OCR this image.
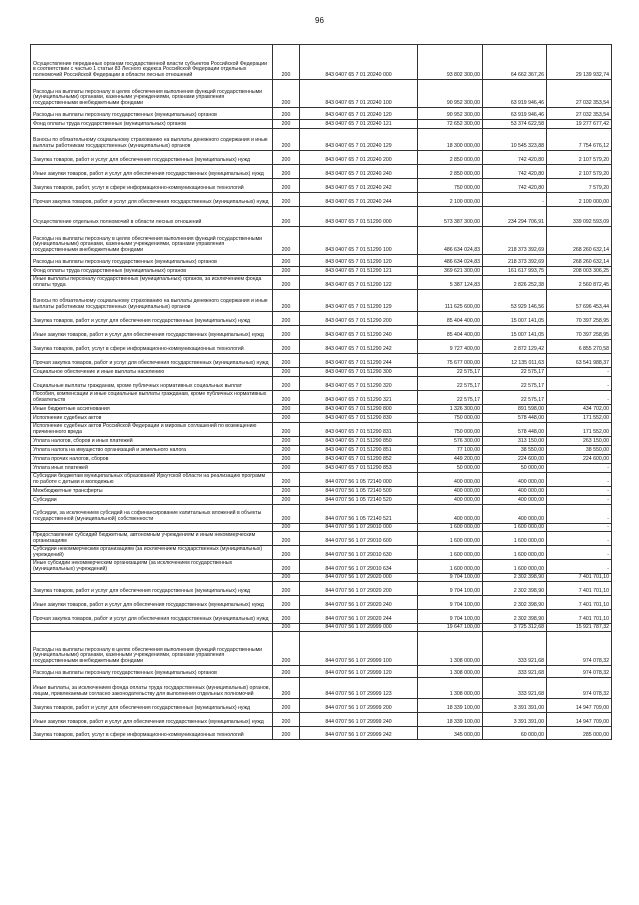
96
Осуществление переданных органам государственной власти субъектов Российской Федерации в соответствии с частью 1 статьи 83 Лесного кодекса Российской Федерации отдельных полномочий Российской Федерации в области лесных отношений	200	843 0407 65 7 01 20240 000	93 802 300,00	64 662 367,26	29 139 932,74
Расходы на выплаты персоналу в целях обеспечения выполнения функций государственными (муниципальными) органами, казенными учреждениями, органами управления государственными внебюджетными фондами	200	843 0407 65 7 01 20240 100	90 952 300,00	63 919 946,46	27 032 353,54
Расходы на выплаты персоналу государственных (муниципальных) органов	200	843 0407 65 7 01 20240 120	90 952 300,00	63 919 946,46	27 032 353,54
Фонд оплаты труда государственных (муниципальных) органов	200	843 0407 65 7 01 20240 121	72 652 300,00	53 374 622,58	19 277 677,42
Взносы по обязательному социальному страхованию на выплаты денежного содержания и иные выплаты работникам государственных (муниципальных) органов	200	843 0407 65 7 01 20240 129	18 300 000,00	10 545 323,88	7 754 676,12
Закупка товаров, работ и услуг для обеспечения государственных (муниципальных) нужд	200	843 0407 65 7 01 20240 200	2 850 000,00	742 420,80	2 107 579,20
Иные закупки товаров, работ и услуг для обеспечения государственных (муниципальных) нужд	200	843 0407 65 7 01 20240 240	2 850 000,00	742 420,80	2 107 579,20
Закупка товаров, работ, услуг в сфере информационно-коммуникационных технологий	200	843 0407 65 7 01 20240 242	750 000,00	742 420,80	7 579,20
Прочая закупка товаров, работ и услуг для обеспечения государственных (муниципальных) нужд	200	843 0407 65 7 01 20240 244	2 100 000,00	-	2 100 000,00
Осуществление отдельных полномочий в области лесных отношений	200	843 0407 65 7 01 51290 000	573 387 300,00	234 294 706,91	339 092 593,09
Расходы на выплаты персоналу в целях обеспечения выполнения функций государственными (муниципальными) органами, казенными учреждениями, органами управления государственными внебюджетными фондами	200	843 0407 65 7 01 51290 100	486 634 024,83	218 373 392,69	268 260 632,14
Расходы на выплаты персоналу государственных (муниципальных) органов	200	843 0407 65 7 01 51290 120	486 634 024,83	218 373 392,69	268 260 632,14
Фонд оплаты труда государственных (муниципальных) органов	200	843 0407 65 7 01 51290 121	369 621 300,00	161 617 993,75	208 003 306,25
Иные выплаты персоналу государственных (муниципальных) органов, за исключением фонда оплаты труда	200	843 0407 65 7 01 51290 122	5 387 124,83	2 826 252,38	2 560 872,45
Взносы по обязательному социальному страхованию на выплаты денежного содержания и иные выплаты работникам государственных (муниципальных) органов	200	843 0407 65 7 01 51290 129	111 625 600,00	53 929 146,56	57 696 453,44
Закупка товаров, работ и услуг для обеспечения государственных (муниципальных) нужд	200	843 0407 65 7 01 51290 200	85 404 400,00	15 007 141,05	70 397 258,95
Иные закупки товаров, работ и услуг для обеспечения государственных (муниципальных) нужд	200	843 0407 65 7 01 51290 240	85 404 400,00	15 007 141,05	70 397 258,95
Закупка товаров, работ, услуг в сфере информационно-коммуникационных технологий	200	843 0407 65 7 01 51290 242	9 727 400,00	2 872 129,42	6 855 270,58
Прочая закупка товаров, работ и услуг для обеспечения государственных (муниципальных) нужд	200	843 0407 65 7 01 51290 244	75 677 000,00	12 135 011,63	63 541 988,37
Социальное обеспечение и иные выплаты населению	200	843 0407 65 7 01 51290 300	22 575,17	22 575,17	-
Социальные выплаты гражданам, кроме публичных нормативных социальных выплат	200	843 0407 65 7 01 51290 320	22 575,17	22 575,17	-
Пособия, компенсации и иные социальные выплаты гражданам, кроме публичных нормативных обязательств	200	843 0407 65 7 01 51290 321	22 575,17	22 575,17	-
Иные бюджетные ассигнования	200	843 0407 65 7 01 51290 800	1 326 300,00	891 598,00	434 702,00
Исполнение судебных актов	200	843 0407 65 7 01 51290 830	750 000,00	578 448,00	171 552,00
Исполнение судебных актов Российской Федерации и мировых соглашений по возмещению причиненного вреда	200	843 0407 65 7 01 51290 831	750 000,00	578 448,00	171 552,00
Уплата налогов, сборов и иных платежей	200	843 0407 65 7 01 51290 850	576 300,00	313 150,00	263 150,00
Уплата налога на имущество организаций и земельного налога	200	843 0407 65 7 01 51290 851	77 100,00	38 550,00	38 550,00
Уплата прочих налогов, сборов	200	843 0407 65 7 01 51290 852	449 200,00	224 600,00	224 600,00
Уплата иных платежей	200	843 0407 65 7 01 51290 853	50 000,00	50 000,00	-
Субсидии бюджетам муниципальных образований Иркутской области на реализацию программ по работе с детьми и молодежью	200	844 0707 56 1 05 72140 000	400 000,00	400 000,00	-
Межбюджетные трансферты	200	844 0707 56 1 05 72140 500	400 000,00	400 000,00	-
Субсидии	200	844 0707 56 1 05 72140 520	400 000,00	400 000,00	-
Субсидии, за исключением субсидий на софинансирование капитальных вложений в объекты государственной (муниципальной) собственности	200	844 0707 56 1 05 72140 521	400 000,00	400 000,00	-
	200	844 0707 56 1 07 29010 000	1 600 000,00	1 600 000,00	-
Предоставление субсидий бюджетным, автономным учреждениям и иным некоммерческим организациям	200	844 0707 56 1 07 29010 600	1 600 000,00	1 600 000,00	-
Субсидии некоммерческим организациям (за исключением государственных (муниципальных) учреждений)	200	844 0707 56 1 07 29010 630	1 600 000,00	1 600 000,00	-
Иные субсидии некоммерческим организациям (за исключением государственных (муниципальных) учреждений)	200	844 0707 56 1 07 29010 634	1 600 000,00	1 600 000,00	-
	200	844 0707 56 1 07 29020 000	9 704 100,00	2 302 398,90	7 401 701,10
Закупка товаров, работ и услуг для обеспечения государственных (муниципальных) нужд	200	844 0707 56 1 07 29020 200	9 704 100,00	2 302 398,90	7 401 701,10
Иные закупки товаров, работ и услуг для обеспечения государственных (муниципальных) нужд	200	844 0707 56 1 07 29020 240	9 704 100,00	2 302 398,90	7 401 701,10
Прочая закупка товаров, работ и услуг для обеспечения государственных (муниципальных) нужд	200	844 0707 56 1 07 29020 244	9 704 100,00	2 302 398,90	7 401 701,10
	200	844 0707 56 1 07 29999 000	19 647 100,00	3 725 312,68	15 921 787,32
Расходы на выплаты персоналу в целях обеспечения выполнения функций государственными (муниципальными) органами, казенными учреждениями, органами управления государственными внебюджетными фондами	200	844 0707 56 1 07 29999 100	1 308 000,00	333 921,68	974 078,32
Расходы на выплаты персоналу государственных (муниципальных) органов	200	844 0707 56 1 07 29999 120	1 308 000,00	333 921,68	974 078,32
Иные выплаты, за исключением фонда оплаты труда государственных (муниципальных) органов, лицам, привлекаемым согласно законодательству для выполнения отдельных полномочий	200	844 0707 56 1 07 29999 123	1 308 000,00	333 921,68	974 078,32
Закупка товаров, работ и услуг для обеспечения государственных (муниципальных) нужд	200	844 0707 56 1 07 29999 200	18 339 100,00	3 391 391,00	14 947 709,00
Иные закупки товаров, работ и услуг для обеспечения государственных (муниципальных) нужд	200	844 0707 56 1 07 29999 240	18 339 100,00	3 391 391,00	14 947 709,00
Закупка товаров, работ, услуг в сфере информационно-коммуникационных технологий	200	844 0707 56 1 07 29999 242	345 000,00	60 000,00	285 000,00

━━━━

OBJECTIVE —
Search the records for the word "полномочий". Copy every line that has it.

SOLUTION FOR THIS EXERCISE —
Осуществление переданных органам государственной власти субъектов Российской Федерации в соответствии с частью 1 статьи 83 Лесного кодекса Российской Федерации отдельных полномочий Российской Федерации в области лесных отношений	200	843 0407 65 7 01 20240 000	93 802 300,00	64 662 367,26	29 139 932,74
Осуществление отдельных полномочий в области лесных отношений	200	843 0407 65 7 01 51290 000	573 387 300,00	234 294 706,91	339 092 593,09
Иные выплаты, за исключением фонда оплаты труда государственных (муниципальных) органов, лицам, привлекаемым согласно законодательству для выполнения отдельных полномочий	200	844 0707 56 1 07 29999 123	1 308 000,00	333 921,68	974 078,32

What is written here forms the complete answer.